§ Problem statement:
Search the records for the string "does". Copy each line where it occurs.

§ Data records:
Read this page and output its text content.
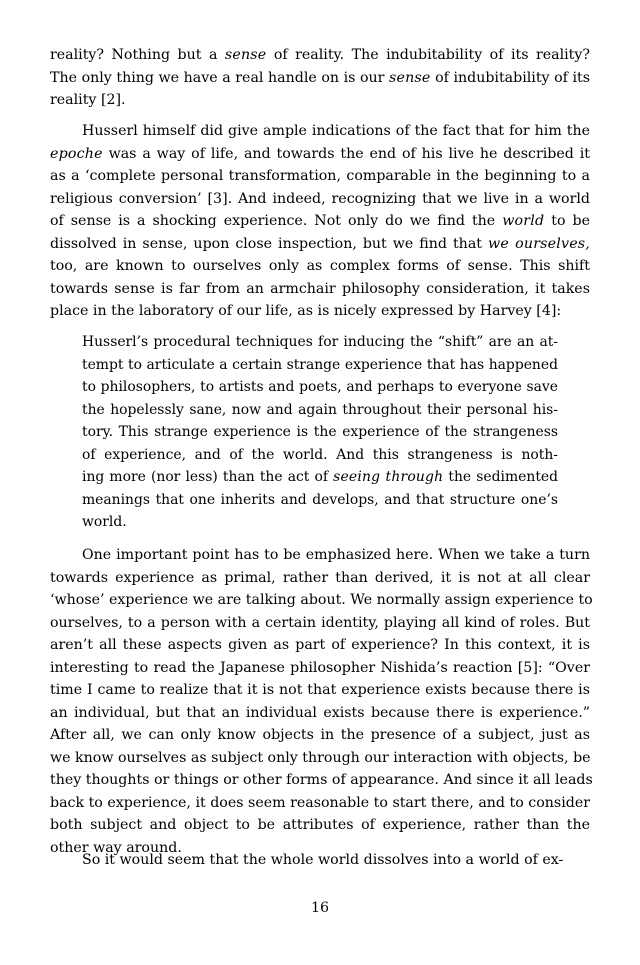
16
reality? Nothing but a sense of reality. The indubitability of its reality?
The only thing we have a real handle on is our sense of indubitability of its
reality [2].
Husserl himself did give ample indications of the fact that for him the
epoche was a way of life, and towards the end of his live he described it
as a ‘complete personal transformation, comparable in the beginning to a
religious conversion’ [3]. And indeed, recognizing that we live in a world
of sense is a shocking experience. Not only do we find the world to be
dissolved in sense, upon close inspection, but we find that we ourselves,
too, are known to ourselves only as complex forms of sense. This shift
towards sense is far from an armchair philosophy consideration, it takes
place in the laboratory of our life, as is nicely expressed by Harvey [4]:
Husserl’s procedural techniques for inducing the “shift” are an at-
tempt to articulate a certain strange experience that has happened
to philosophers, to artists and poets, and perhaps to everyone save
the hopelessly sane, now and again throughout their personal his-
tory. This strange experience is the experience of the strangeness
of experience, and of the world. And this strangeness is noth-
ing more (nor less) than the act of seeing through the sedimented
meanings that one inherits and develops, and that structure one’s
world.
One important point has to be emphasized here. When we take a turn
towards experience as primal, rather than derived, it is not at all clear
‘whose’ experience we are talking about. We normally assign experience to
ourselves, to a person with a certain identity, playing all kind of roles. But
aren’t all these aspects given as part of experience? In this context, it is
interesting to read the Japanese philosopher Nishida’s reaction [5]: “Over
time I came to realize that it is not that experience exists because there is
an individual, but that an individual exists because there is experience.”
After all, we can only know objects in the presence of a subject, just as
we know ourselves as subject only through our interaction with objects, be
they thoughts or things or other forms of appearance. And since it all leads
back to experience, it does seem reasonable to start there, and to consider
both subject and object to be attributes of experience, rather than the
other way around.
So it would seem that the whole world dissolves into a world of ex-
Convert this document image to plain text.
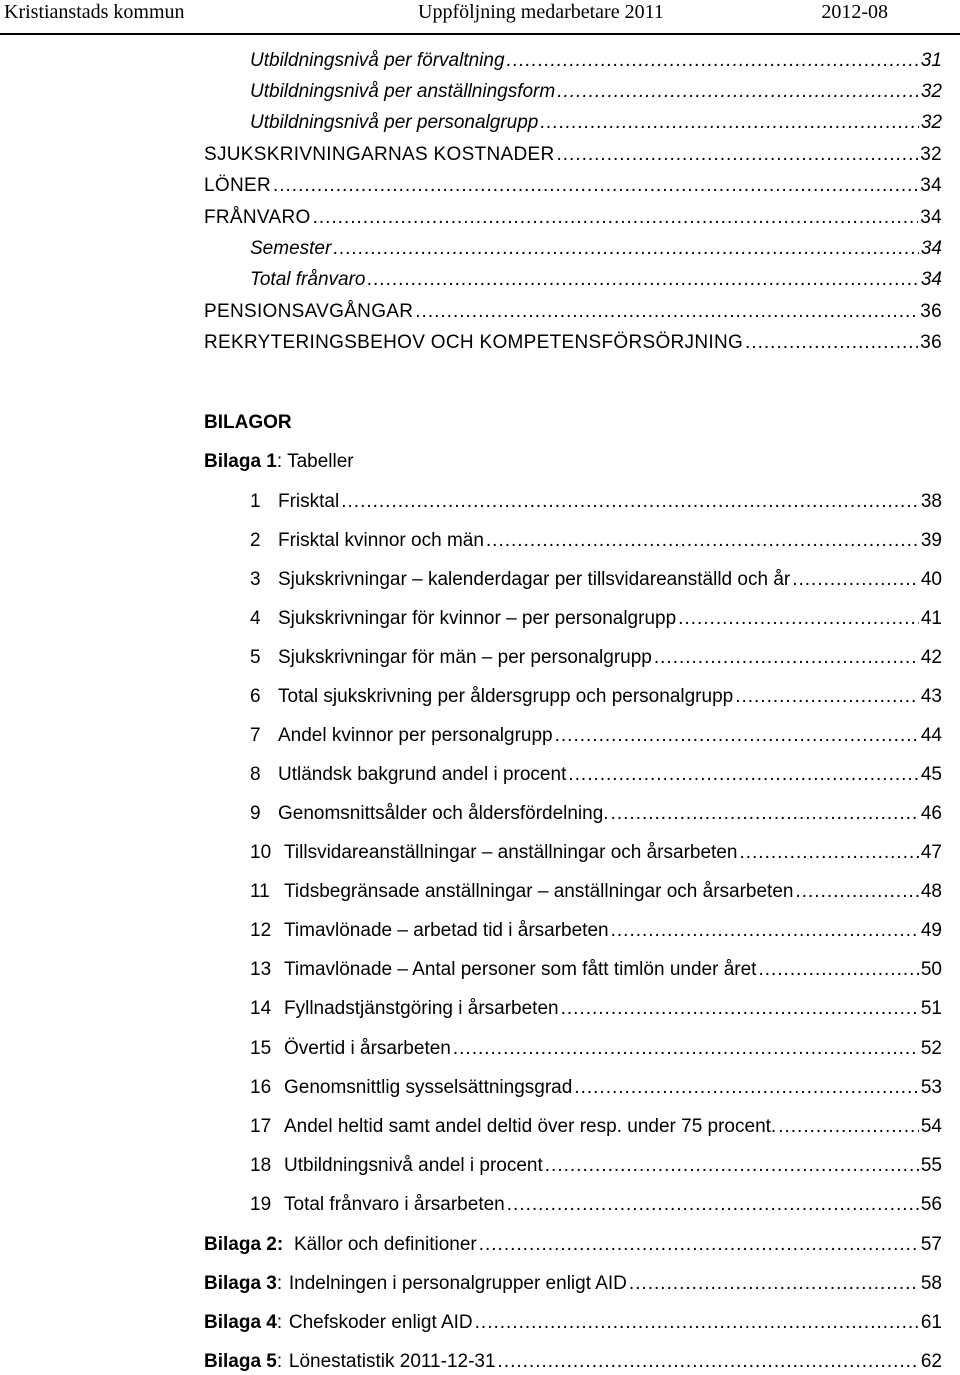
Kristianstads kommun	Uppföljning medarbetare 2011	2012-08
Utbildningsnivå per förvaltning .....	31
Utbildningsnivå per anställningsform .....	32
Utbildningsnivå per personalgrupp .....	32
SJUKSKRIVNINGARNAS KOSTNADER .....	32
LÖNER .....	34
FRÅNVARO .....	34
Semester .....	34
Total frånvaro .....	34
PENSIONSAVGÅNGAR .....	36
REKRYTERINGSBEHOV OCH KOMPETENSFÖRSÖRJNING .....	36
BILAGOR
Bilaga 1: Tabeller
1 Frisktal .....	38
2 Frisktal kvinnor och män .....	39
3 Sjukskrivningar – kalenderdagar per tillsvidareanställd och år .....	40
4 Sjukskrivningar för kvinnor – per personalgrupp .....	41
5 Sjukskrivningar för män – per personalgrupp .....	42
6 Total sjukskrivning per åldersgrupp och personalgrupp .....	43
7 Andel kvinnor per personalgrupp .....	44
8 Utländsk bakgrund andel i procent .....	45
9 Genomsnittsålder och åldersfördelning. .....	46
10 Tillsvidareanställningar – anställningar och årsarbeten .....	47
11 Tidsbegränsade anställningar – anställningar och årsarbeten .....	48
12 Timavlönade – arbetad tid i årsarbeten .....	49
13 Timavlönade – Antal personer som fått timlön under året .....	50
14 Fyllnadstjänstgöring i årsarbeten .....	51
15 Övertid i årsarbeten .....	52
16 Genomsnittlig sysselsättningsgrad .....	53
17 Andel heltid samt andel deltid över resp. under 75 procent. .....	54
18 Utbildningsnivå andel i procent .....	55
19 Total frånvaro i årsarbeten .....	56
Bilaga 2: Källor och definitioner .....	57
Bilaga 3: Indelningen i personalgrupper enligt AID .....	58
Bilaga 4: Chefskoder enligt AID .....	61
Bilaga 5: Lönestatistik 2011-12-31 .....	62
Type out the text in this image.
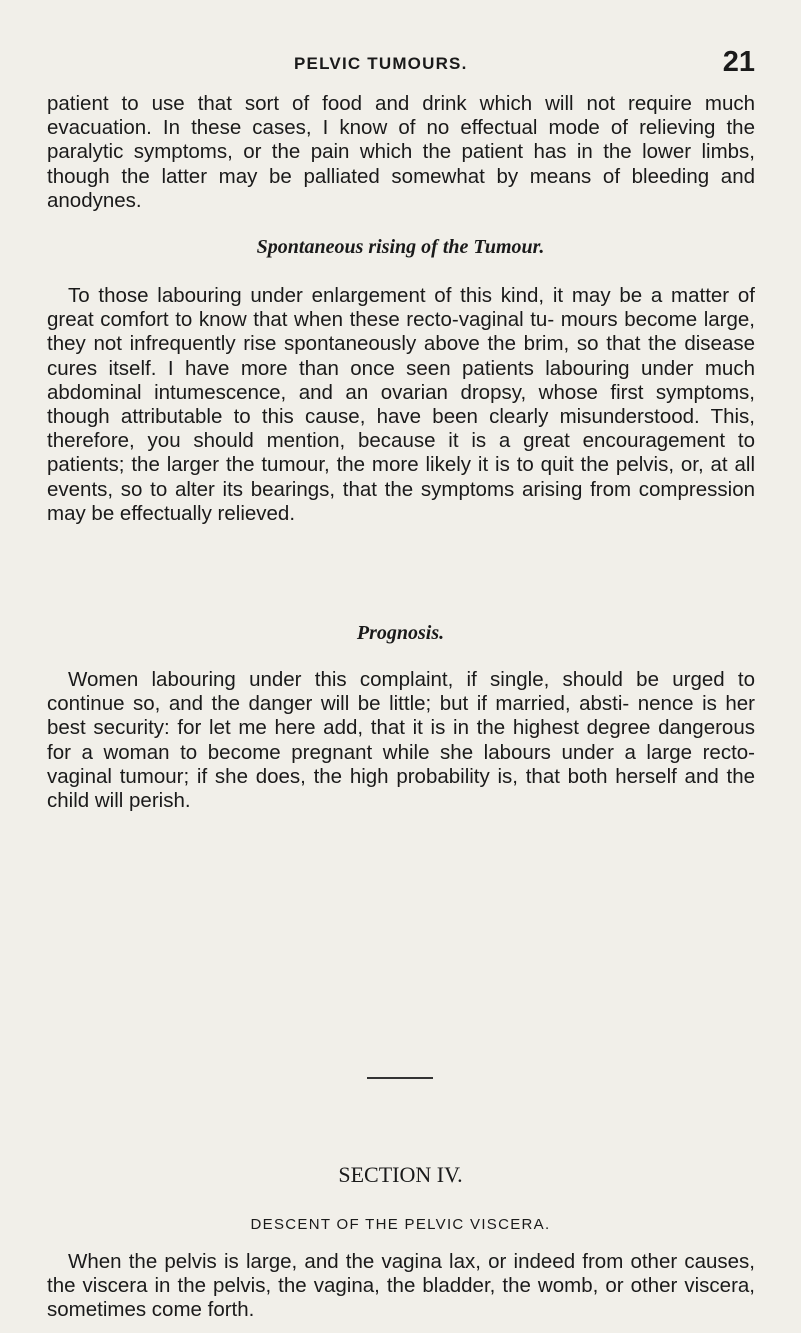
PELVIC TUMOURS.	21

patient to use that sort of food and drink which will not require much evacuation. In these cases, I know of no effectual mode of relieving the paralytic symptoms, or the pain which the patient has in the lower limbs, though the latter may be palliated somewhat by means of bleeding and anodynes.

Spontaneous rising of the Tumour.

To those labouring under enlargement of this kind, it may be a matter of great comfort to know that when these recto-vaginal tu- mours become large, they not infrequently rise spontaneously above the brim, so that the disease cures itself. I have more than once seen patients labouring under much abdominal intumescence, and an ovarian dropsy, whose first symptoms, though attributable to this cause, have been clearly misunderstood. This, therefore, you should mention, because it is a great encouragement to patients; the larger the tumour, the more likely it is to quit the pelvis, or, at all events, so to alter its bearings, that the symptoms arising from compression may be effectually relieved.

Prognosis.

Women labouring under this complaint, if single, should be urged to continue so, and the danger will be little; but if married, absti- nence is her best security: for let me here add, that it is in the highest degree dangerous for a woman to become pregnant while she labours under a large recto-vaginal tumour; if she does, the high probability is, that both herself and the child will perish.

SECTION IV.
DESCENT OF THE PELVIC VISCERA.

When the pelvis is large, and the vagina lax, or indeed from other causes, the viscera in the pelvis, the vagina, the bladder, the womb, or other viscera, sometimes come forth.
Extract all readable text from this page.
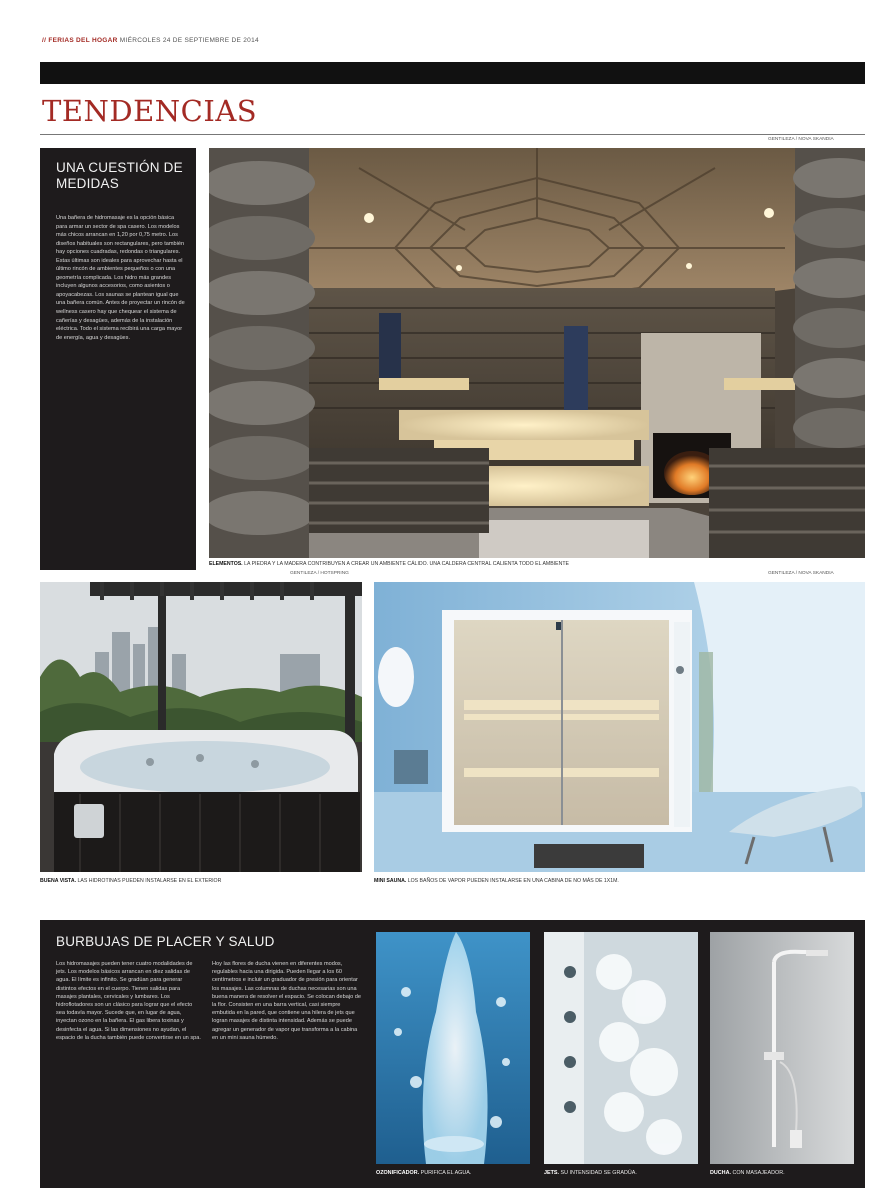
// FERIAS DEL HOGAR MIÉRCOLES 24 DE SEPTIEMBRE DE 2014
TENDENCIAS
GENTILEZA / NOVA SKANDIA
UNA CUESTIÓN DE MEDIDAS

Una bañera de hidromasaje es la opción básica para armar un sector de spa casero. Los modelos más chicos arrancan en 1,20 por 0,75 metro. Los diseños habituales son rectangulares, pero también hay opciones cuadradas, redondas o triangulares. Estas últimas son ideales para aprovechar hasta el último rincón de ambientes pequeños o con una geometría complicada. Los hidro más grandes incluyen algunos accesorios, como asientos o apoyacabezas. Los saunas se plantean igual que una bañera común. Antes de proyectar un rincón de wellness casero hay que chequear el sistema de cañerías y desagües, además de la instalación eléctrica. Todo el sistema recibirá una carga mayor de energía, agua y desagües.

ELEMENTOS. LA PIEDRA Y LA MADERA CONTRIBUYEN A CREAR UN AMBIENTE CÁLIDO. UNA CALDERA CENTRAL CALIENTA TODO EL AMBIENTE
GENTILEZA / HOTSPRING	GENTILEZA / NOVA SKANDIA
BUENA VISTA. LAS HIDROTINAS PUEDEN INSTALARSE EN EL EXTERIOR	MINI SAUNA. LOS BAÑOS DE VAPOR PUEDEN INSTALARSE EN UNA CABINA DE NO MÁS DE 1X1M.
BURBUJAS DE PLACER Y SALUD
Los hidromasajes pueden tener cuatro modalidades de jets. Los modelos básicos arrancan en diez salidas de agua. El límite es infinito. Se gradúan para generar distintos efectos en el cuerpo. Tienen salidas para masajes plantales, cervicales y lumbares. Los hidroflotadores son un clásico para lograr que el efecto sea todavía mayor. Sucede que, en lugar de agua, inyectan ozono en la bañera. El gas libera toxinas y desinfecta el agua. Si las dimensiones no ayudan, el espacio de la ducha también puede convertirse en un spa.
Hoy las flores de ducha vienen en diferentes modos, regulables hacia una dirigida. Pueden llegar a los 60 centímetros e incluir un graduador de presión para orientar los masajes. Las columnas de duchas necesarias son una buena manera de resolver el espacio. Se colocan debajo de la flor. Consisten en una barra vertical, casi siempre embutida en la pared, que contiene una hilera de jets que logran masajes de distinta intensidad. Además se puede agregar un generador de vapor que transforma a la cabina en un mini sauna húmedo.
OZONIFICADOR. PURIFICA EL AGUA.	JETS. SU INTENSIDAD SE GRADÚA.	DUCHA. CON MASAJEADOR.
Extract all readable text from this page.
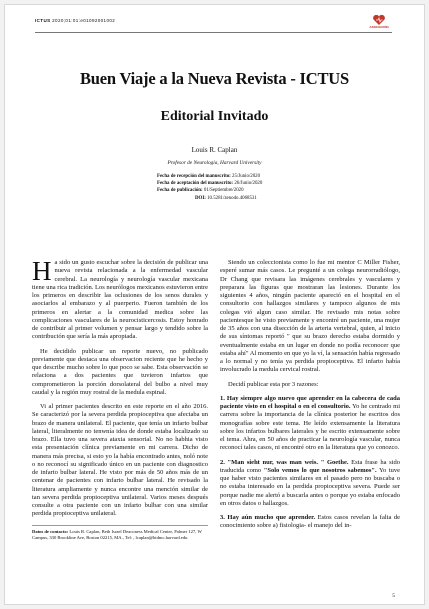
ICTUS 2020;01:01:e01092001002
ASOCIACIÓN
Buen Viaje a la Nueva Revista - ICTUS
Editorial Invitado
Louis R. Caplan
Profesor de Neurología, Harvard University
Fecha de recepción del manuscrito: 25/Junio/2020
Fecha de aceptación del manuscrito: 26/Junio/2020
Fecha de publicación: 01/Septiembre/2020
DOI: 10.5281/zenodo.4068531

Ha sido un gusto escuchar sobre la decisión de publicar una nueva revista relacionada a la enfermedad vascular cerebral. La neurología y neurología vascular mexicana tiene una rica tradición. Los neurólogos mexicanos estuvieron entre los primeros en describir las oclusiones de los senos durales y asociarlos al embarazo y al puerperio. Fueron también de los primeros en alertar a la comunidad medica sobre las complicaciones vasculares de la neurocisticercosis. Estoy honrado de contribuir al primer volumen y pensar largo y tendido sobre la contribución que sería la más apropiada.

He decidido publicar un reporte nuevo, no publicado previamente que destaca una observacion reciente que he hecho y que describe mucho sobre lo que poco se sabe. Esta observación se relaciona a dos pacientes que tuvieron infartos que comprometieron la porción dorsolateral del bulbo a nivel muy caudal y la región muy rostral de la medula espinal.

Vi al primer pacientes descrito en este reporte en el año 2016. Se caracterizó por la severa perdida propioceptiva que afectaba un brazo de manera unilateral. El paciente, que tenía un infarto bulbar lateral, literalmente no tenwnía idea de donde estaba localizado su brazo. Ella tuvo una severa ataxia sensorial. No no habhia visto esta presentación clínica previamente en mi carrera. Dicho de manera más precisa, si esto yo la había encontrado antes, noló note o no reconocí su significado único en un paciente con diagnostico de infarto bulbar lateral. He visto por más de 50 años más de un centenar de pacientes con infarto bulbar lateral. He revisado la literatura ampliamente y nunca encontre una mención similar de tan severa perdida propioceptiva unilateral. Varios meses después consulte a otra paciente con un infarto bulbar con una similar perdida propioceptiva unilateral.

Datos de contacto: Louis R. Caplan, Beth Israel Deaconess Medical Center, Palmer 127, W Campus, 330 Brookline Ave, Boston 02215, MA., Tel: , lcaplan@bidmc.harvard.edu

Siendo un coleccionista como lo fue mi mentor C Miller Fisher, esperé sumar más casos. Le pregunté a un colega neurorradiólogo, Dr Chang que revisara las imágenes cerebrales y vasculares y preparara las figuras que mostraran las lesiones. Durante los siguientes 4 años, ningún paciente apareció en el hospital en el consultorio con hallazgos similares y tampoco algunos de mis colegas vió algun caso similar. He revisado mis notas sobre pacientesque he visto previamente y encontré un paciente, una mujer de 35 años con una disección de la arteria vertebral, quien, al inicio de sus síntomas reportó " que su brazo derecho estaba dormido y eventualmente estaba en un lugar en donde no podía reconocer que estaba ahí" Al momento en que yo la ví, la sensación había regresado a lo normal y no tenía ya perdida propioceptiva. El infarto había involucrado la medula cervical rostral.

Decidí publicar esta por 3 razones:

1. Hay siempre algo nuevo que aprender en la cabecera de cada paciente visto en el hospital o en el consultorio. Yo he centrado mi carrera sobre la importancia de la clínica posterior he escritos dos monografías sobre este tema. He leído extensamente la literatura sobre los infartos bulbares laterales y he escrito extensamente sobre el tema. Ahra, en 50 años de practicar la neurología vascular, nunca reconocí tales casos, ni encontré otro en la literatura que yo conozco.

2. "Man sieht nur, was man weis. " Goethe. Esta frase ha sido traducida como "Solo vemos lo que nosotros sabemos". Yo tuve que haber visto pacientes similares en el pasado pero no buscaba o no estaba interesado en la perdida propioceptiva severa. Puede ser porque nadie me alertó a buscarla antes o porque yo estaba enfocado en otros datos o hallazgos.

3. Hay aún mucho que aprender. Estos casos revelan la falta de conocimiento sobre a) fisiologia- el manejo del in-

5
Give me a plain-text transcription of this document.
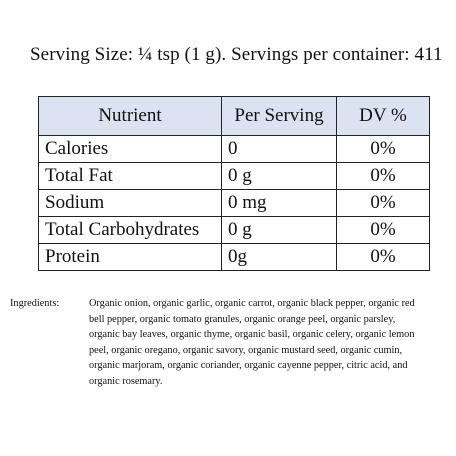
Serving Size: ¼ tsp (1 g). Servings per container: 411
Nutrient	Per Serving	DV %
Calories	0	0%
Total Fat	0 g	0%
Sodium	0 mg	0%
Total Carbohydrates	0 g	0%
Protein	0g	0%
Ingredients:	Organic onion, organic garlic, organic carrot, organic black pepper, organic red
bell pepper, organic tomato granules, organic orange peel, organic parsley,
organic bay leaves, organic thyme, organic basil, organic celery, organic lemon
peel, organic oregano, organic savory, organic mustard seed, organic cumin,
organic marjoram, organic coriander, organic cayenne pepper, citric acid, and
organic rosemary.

§ Output for this task:
back to experience, it does seem reasonable to start there, and to consider
Women labouring under this complaint, if single, should be urged to continue so, and the danger will be little; but if married, absti- nence is her best security: for let me here add, that it is in the highest degree dangerous for a woman to become pregnant while she labours under a large recto-vaginal tumour; if she does, the high probability is, that both herself and the child will perish.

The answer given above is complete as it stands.